> **Exercise aim**
Answer these questions from the passage on Hoshin Kanri:
(a) What size does the passage give for India's current account deficit?
(b) What other name is Hoshin Kanri known by?
(c) What does the Japanese word "kanri" mean?

Hoshin Kanri

Strategic approach to Continuous Improvement

There are ways of looking at India’s present economic woes marked by a rapid fall in the value of the rupee caused by persistent inflation of the past few years and the high current account deficit (CAD) of about $85 billion (4.5 per cent of GDP) which needs to be funded through uncertain capital inflows year after year.  Based on data with the Reserve Bank of India (RBI), about a quarter of the $300 billion in foreign debt owed by Indian corporations is short-term loans due to be repaid in a year, according to Daljeet Kohli, head of research at India, Nivesh Securities. But what is important right now for organizations is to become more localised, more competitive. Whether it is Quality, Cost, Delivery, Morale or Safety – you have to be the better then your competitor in some way. There has to be some reason why customers will select you against your competitor. If you stay discipline, focused, keep on getting better every day and aim at pockets of activity you can have decent numbers. But if you stand still or don’t improve and hope for the tide to take you back for a ride, probably that wouldn’t be a good idea.

Hoshin Kanri can be one of the proven means by which this can be achieved when competition is stiff and pressures are mounting on your organization. It is a systematic approach that can be applied to grind down even the most severe competition.  Hoshin Kanri is also called Policy Deployment. It is a method devised to capture & cement strategic goals as well as flashes of insight about the future & develop the means to bring these goals into reality. In Japanese, hoshin means “shining metal”, “compass”, or “pointing the direction”. Kanri means “management” or “control”. The name suggests how hoshin planning aligns an organization toward accomplishing a single goal.

> **Dataset content**
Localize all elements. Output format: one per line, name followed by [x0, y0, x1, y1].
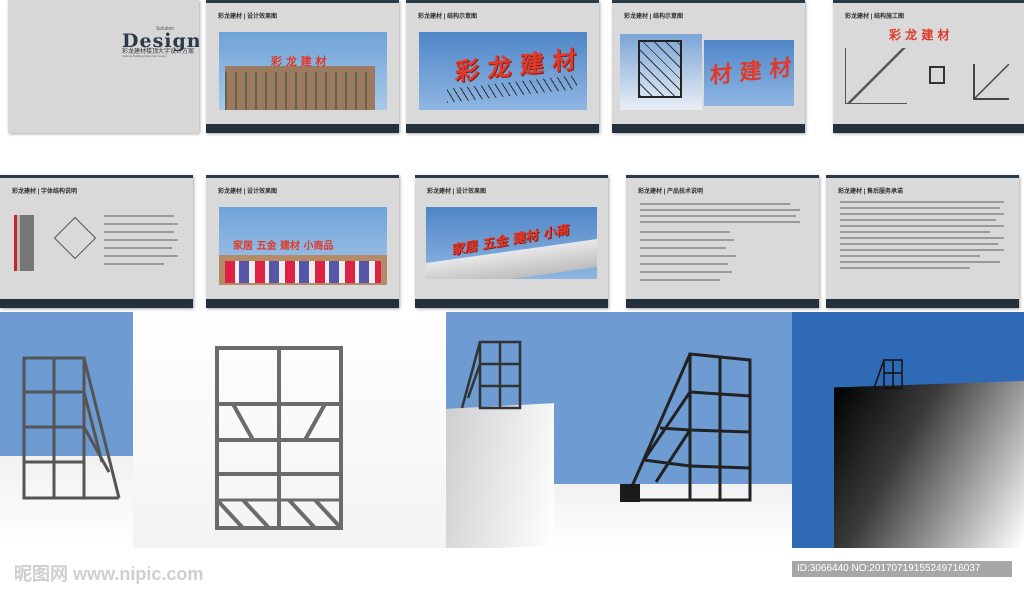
slide-title: 彩龙建材 | 结构示意图: [624, 14, 684, 20]
slide-tech-spec[interactable]: 彩龙建材 | 产品技术说明: [626, 175, 819, 308]
slide-render: 彩 龙 建 材: [419, 32, 587, 110]
drawing-left: [845, 48, 907, 104]
roof-wall: [446, 403, 554, 548]
slide-effect-1[interactable]: 彩龙建材 | 设计效果图 彩 龙 建 材: [206, 0, 399, 133]
watermark-id: ID:3066440 NO:20170719155249716037: [792, 561, 1012, 577]
truss-front-icon: [215, 346, 343, 530]
slide-photo: 彩 龙 建 材: [219, 32, 387, 110]
cover-subtitle-en: Cailong Building Materials Design: [122, 54, 167, 58]
slide-title: 彩龙建材 | 产品技术说明: [638, 189, 704, 195]
slide-topbar: [826, 175, 1019, 178]
font-diagram: [14, 215, 34, 271]
slide-topbar: [612, 0, 805, 3]
scaffold: [225, 72, 375, 110]
slide-bottombar: [406, 124, 599, 133]
slide-topbar: [206, 175, 399, 178]
render-5[interactable]: [792, 312, 1024, 548]
storefront: [225, 261, 381, 283]
truss-render-icon: [22, 356, 121, 500]
sign-text: 彩 龙 建 材: [271, 55, 327, 68]
truss-frame: [638, 40, 682, 98]
slide-title: 彩龙建材 | 字体结构说明: [12, 189, 78, 195]
slide-bottombar: [0, 299, 193, 308]
triangle-diagram: [53, 216, 97, 260]
drawing-right: [973, 64, 1009, 100]
sign-text: 彩 龙 建 材: [889, 28, 950, 42]
cover-slide[interactable]: Solution Design 彩龙建材楼顶大字设计方案 Cailong Bui…: [8, 0, 199, 133]
slide-title: 彩龙建材 | 设计效果图: [427, 189, 487, 195]
slide-bottombar: [415, 299, 608, 308]
slide-bottombar: [206, 299, 399, 308]
slide-title: 彩龙建材 | 设计效果图: [218, 14, 278, 20]
slide-title: 彩龙建材 | 结构示意图: [418, 14, 478, 20]
slide-bottombar: [833, 124, 1024, 133]
slide-topbar: [206, 0, 399, 3]
render-1[interactable]: [0, 312, 133, 548]
render-4[interactable]: [554, 312, 792, 548]
render-2[interactable]: [133, 312, 446, 548]
roof-block: [834, 380, 1024, 548]
slide-title: 彩龙建材 | 售后服务承诺: [838, 189, 904, 195]
sign-text: 材 建 材: [710, 55, 792, 90]
slide-bottombar: [826, 299, 1019, 308]
slide-topbar: [626, 175, 819, 178]
slide-effect-3[interactable]: 彩龙建材 | 设计效果图 家居 五金 建材 小商: [415, 175, 608, 308]
slide-bottombar: [206, 124, 399, 133]
sign-text: 家居 五金 建材 小商品: [233, 241, 334, 252]
slide-render-right: 材 建 材: [704, 40, 794, 106]
slide-render-left: [620, 34, 702, 110]
drawing-center: [929, 66, 945, 84]
truss-on-roof-icon: [460, 340, 522, 410]
slide-photo: 家居 五金 建材 小商品: [219, 207, 387, 285]
render-3[interactable]: [446, 312, 554, 548]
slide-topbar: [406, 0, 599, 3]
slide-font-structure[interactable]: 彩龙建材 | 字体结构说明: [0, 175, 193, 308]
slide-topbar: [0, 175, 193, 178]
slide-structure-1[interactable]: 彩龙建材 | 结构示意图 彩 龙 建 材: [406, 0, 599, 133]
slide-render: 家居 五金 建材 小商: [426, 207, 597, 279]
slide-topbar: [833, 0, 1024, 3]
truss-small-icon: [873, 359, 903, 389]
slide-after-sales[interactable]: 彩龙建材 | 售后服务承诺: [826, 175, 1019, 308]
slide-bottombar: [612, 124, 805, 133]
slide-bottombar: [626, 299, 819, 308]
truss-perspective-icon: [620, 352, 752, 502]
slide-effect-2[interactable]: 彩龙建材 | 设计效果图 家居 五金 建材 小商品: [206, 175, 399, 308]
slide-topbar: [415, 175, 608, 178]
slide-title: 彩龙建材 | 结构施工图: [845, 14, 905, 20]
slide-construction[interactable]: 彩龙建材 | 结构施工图 彩 龙 建 材: [833, 0, 1024, 133]
slide-structure-2[interactable]: 彩龙建材 | 结构示意图 材 建 材: [612, 0, 805, 133]
watermark-site: 昵图网 www.nipic.com: [14, 564, 204, 584]
slide-title: 彩龙建材 | 设计效果图: [218, 189, 278, 195]
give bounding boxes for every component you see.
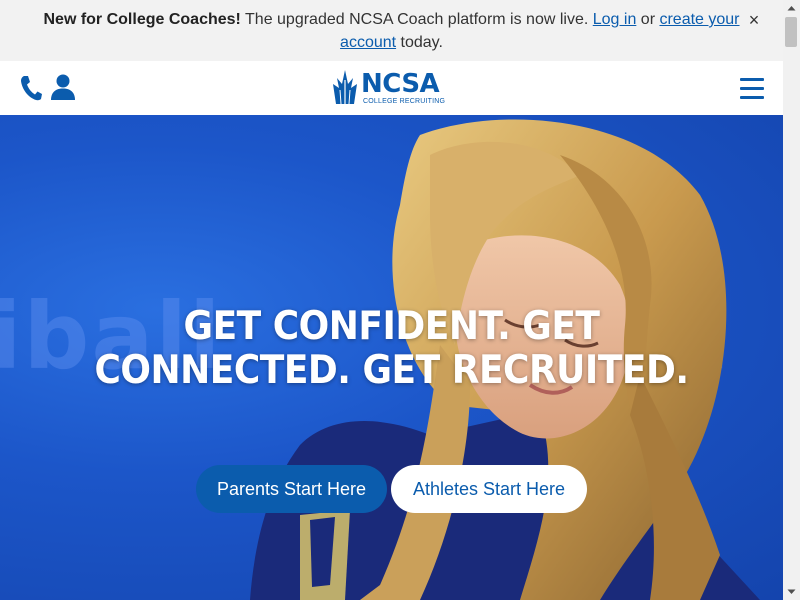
hero-headline: GET CONFIDENT. GET CONNECTED. GET RECRUI… [94, 303, 689, 393]
vertical-scrollbar[interactable] [783, 0, 800, 600]
announcement-banner: New for College Coaches! The upgraded NC… [0, 0, 783, 62]
ncsa-logo[interactable]: NCSA COLLEGE RECRUITING [333, 68, 453, 108]
login-link[interactable]: Log in [593, 11, 637, 28]
banner-lead: New for College Coaches! [43, 11, 241, 28]
scroll-up-arrow-icon[interactable] [783, 0, 800, 17]
menu-line [740, 96, 764, 99]
scrollbar-thumb[interactable] [785, 17, 797, 47]
scroll-down-arrow-icon[interactable] [783, 583, 800, 600]
logo-mark-icon [333, 70, 357, 104]
hero-section: iball uu GET CONFIDENT. GET CONNECTED. G… [0, 115, 783, 600]
banner-text-before: The upgraded NCSA Coach platform is now … [240, 11, 593, 28]
close-banner-button[interactable]: × [744, 9, 764, 31]
hamburger-menu-icon[interactable] [740, 76, 765, 101]
menu-line [740, 78, 764, 81]
site-header: NCSA COLLEGE RECRUITING [0, 61, 783, 115]
logo-tagline: COLLEGE RECRUITING [363, 98, 446, 105]
parents-start-button[interactable]: Parents Start Here [196, 465, 387, 513]
menu-line [740, 87, 764, 90]
user-icon[interactable] [51, 74, 75, 100]
page: New for College Coaches! The upgraded NC… [0, 0, 783, 600]
banner-message: New for College Coaches! The upgraded NC… [40, 8, 743, 54]
banner-text-or: or [636, 11, 660, 28]
banner-text-after: today. [396, 34, 443, 51]
logo-wordmark: NCSA [361, 69, 440, 99]
phone-icon[interactable] [20, 75, 42, 101]
athletes-start-button[interactable]: Athletes Start Here [391, 465, 587, 513]
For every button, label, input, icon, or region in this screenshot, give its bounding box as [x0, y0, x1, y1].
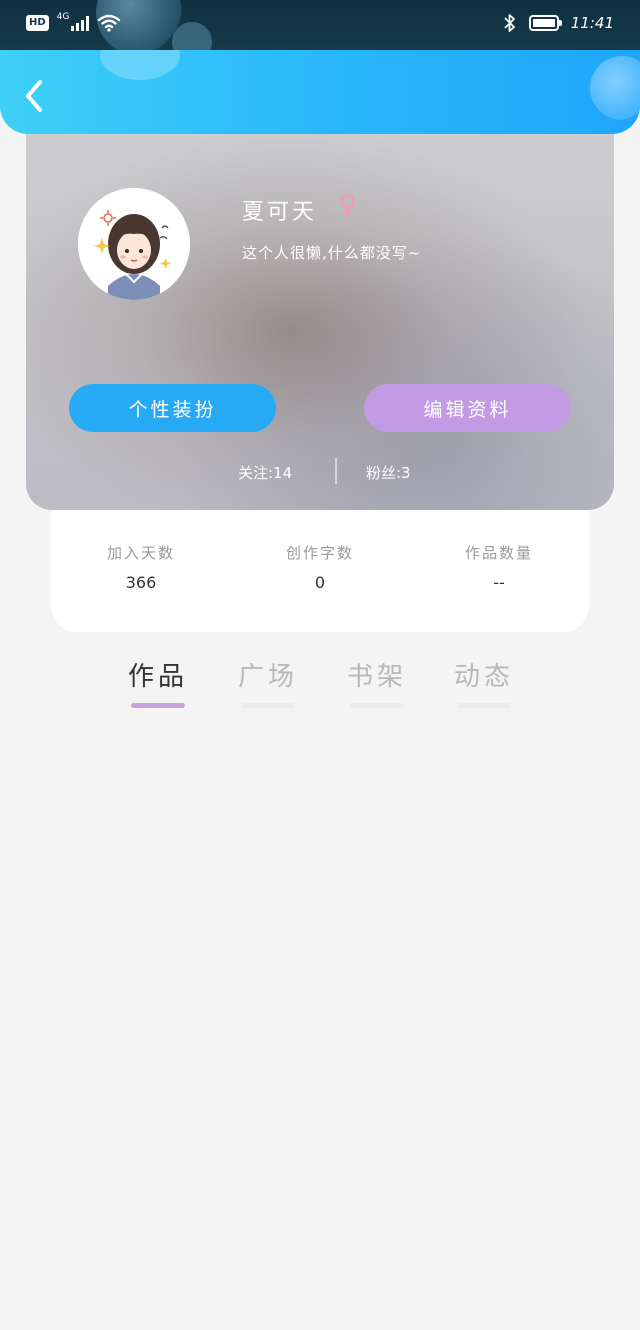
stat-label: 创作字数 — [285, 544, 354, 562]
tab-label: 广场 — [237, 662, 298, 692]
user-bio: 这个人很懒,什么都没写~ — [242, 244, 422, 262]
tab-label: 书架 — [346, 662, 407, 692]
stat-label: 加入天数 — [106, 544, 175, 562]
user-name: 夏可天 — [242, 200, 318, 225]
stats-card: 加入天数 366 创作字数 0 作品数量 -- — [51, 500, 589, 632]
edit-profile-button[interactable]: 编辑资料 — [364, 384, 571, 432]
tab-activity[interactable]: 动态 — [444, 656, 524, 708]
divider — [335, 458, 337, 484]
decorative-bubble — [590, 56, 640, 120]
battery-icon — [528, 15, 562, 31]
tab-indicator — [350, 703, 404, 708]
stat-value: -- — [493, 573, 505, 592]
follow-stats: 关注:14 粉丝:3 — [26, 458, 614, 488]
stat-works-count: 作品数量 -- — [429, 542, 569, 592]
tab-indicator — [457, 703, 511, 708]
bluetooth-icon — [504, 14, 515, 32]
hd-badge: HD — [26, 15, 49, 31]
stat-value: 366 — [125, 573, 157, 592]
chevron-left-icon — [26, 80, 42, 112]
avatar-illustration — [78, 188, 190, 300]
decorative-bubble — [100, 50, 180, 80]
stat-label: 作品数量 — [464, 544, 533, 562]
female-icon: ♀ — [338, 190, 358, 220]
status-left: HD 4G — [26, 12, 121, 32]
following-count[interactable]: 关注:14 — [238, 462, 292, 483]
stat-word-count: 创作字数 0 — [250, 542, 390, 592]
tab-label: 动态 — [453, 662, 514, 692]
tab-indicator — [131, 703, 185, 708]
app-header — [0, 50, 640, 134]
back-button[interactable] — [18, 78, 50, 114]
profile-card: 夏可天 ♀ 这个人很懒,什么都没写~ 个性装扮 编辑资料 关注:14 粉丝:3 — [26, 110, 614, 510]
status-right: 11:41 — [503, 13, 614, 33]
stat-join-days: 加入天数 366 — [71, 542, 211, 592]
tab-square[interactable]: 广场 — [228, 656, 308, 708]
signal-icon — [71, 15, 90, 31]
tab-works[interactable]: 作品 — [118, 656, 198, 708]
fans-count[interactable]: 粉丝:3 — [366, 462, 411, 483]
status-time: 11:41 — [570, 14, 614, 32]
tab-bookshelf[interactable]: 书架 — [337, 656, 417, 708]
tab-indicator — [241, 703, 295, 708]
costume-button[interactable]: 个性装扮 — [69, 384, 276, 432]
network-type: 4G — [56, 12, 70, 22]
status-bar: HD 4G 11:41 — [0, 0, 640, 50]
stat-value: 0 — [314, 573, 326, 592]
tab-label: 作品 — [127, 662, 188, 692]
wifi-icon — [98, 14, 121, 32]
content-tabs: 作品 广场 书架 动态 — [0, 656, 640, 726]
avatar[interactable] — [78, 188, 190, 300]
decorative-bubble — [172, 22, 212, 50]
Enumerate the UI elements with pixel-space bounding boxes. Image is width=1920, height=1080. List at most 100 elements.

> **Expected answer**
(a) About $85 billion, or 4.5 per cent of GDP.
(b) Policy Deployment.
(c) "Management" or "control".